■ **What you are asked to do**
Reproduce the listing verbatim.

>> begin Supplied data

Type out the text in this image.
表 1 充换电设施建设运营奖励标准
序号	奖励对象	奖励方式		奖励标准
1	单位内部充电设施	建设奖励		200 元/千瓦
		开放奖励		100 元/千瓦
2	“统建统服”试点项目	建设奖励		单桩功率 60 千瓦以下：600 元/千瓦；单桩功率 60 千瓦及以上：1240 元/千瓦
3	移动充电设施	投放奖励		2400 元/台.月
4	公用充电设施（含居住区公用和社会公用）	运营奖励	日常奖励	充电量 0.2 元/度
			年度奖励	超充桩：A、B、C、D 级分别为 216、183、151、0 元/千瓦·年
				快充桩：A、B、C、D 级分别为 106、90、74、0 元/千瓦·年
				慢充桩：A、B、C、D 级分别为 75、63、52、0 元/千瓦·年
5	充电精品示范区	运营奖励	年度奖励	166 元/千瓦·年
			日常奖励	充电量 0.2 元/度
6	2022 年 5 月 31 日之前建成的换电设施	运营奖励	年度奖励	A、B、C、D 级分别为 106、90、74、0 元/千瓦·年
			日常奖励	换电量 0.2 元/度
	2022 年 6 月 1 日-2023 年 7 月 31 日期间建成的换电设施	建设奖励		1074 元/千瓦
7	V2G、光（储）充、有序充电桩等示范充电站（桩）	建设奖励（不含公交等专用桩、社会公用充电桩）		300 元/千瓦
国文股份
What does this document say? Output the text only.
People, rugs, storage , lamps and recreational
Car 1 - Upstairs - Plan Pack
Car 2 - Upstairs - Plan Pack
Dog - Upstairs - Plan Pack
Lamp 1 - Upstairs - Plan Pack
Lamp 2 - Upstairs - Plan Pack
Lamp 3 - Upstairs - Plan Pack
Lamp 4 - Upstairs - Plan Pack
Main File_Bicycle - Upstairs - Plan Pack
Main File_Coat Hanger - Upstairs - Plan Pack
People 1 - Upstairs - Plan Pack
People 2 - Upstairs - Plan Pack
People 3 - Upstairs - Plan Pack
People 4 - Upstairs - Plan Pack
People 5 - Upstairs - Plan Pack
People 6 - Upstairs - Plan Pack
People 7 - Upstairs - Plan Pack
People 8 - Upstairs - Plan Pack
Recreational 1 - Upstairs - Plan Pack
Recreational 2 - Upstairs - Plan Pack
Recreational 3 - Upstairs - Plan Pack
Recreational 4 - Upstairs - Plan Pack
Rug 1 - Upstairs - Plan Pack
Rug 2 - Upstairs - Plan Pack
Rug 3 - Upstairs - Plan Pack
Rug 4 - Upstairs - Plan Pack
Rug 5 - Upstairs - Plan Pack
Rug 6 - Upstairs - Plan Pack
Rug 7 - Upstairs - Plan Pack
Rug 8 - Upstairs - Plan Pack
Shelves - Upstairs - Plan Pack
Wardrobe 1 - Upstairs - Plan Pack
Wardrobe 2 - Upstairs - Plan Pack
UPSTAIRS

>> end Supplied data

■ **Answer to this problem**
Type out the text in this image.
表 1 充换电设施建设运营奖励标准
序号	奖励对象	奖励方式		奖励标准
1	单位内部充电设施	建设奖励		200 元/千瓦
		开放奖励		100 元/千瓦
2	“统建统服”试点项目	建设奖励		单桩功率 60 千瓦以下：600 元/千瓦；单桩功率 60 千瓦及以上：1240 元/千瓦
3	移动充电设施	投放奖励		2400 元/台.月
4	公用充电设施（含居住区公用和社会公用）	运营奖励	日常奖励	充电量 0.2 元/度
			年度奖励	超充桩：A、B、C、D 级分别为 216、183、151、0 元/千瓦·年
				快充桩：A、B、C、D 级分别为 106、90、74、0 元/千瓦·年
				慢充桩：A、B、C、D 级分别为 75、63、52、0 元/千瓦·年
5	充电精品示范区	运营奖励	年度奖励	166 元/千瓦·年
			日常奖励	充电量 0.2 元/度
6	2022 年 5 月 31 日之前建成的换电设施	运营奖励	年度奖励	A、B、C、D 级分别为 106、90、74、0 元/千瓦·年
			日常奖励	换电量 0.2 元/度
	2022 年 6 月 1 日-2023 年 7 月 31 日期间建成的换电设施	建设奖励		1074 元/千瓦
7	V2G、光（储）充、有序充电桩等示范充电站（桩）	建设奖励（不含公交等专用桩、社会公用充电桩）		300 元/千瓦
国文股份
What does this document say? Output the text only.
People, rugs, storage , lamps and recreational
Car 1 - Upstairs - Plan Pack
Car 2 - Upstairs - Plan Pack
Dog - Upstairs - Plan Pack
Lamp 1 - Upstairs - Plan Pack
Lamp 2 - Upstairs - Plan Pack
Lamp 3 - Upstairs - Plan Pack
Lamp 4 - Upstairs - Plan Pack
Main File_Bicycle - Upstairs - Plan Pack
Main File_Coat Hanger - Upstairs - Plan Pack
People 1 - Upstairs - Plan Pack
People 2 - Upstairs - Plan Pack
People 3 - Upstairs - Plan Pack
People 4 - Upstairs - Plan Pack
People 5 - Upstairs - Plan Pack
People 6 - Upstairs - Plan Pack
People 7 - Upstairs - Plan Pack
People 8 - Upstairs - Plan Pack
Recreational 1 - Upstairs - Plan Pack
Recreational 2 - Upstairs - Plan Pack
Recreational 3 - Upstairs - Plan Pack
Recreational 4 - Upstairs - Plan Pack
Rug 1 - Upstairs - Plan Pack
Rug 2 - Upstairs - Plan Pack
Rug 3 - Upstairs - Plan Pack
Rug 4 - Upstairs - Plan Pack
Rug 5 - Upstairs - Plan Pack
Rug 6 - Upstairs - Plan Pack
Rug 7 - Upstairs - Plan Pack
Rug 8 - Upstairs - Plan Pack
Shelves - Upstairs - Plan Pack
Wardrobe 1 - Upstairs - Plan Pack
Wardrobe 2 - Upstairs - Plan Pack
UPSTAIRS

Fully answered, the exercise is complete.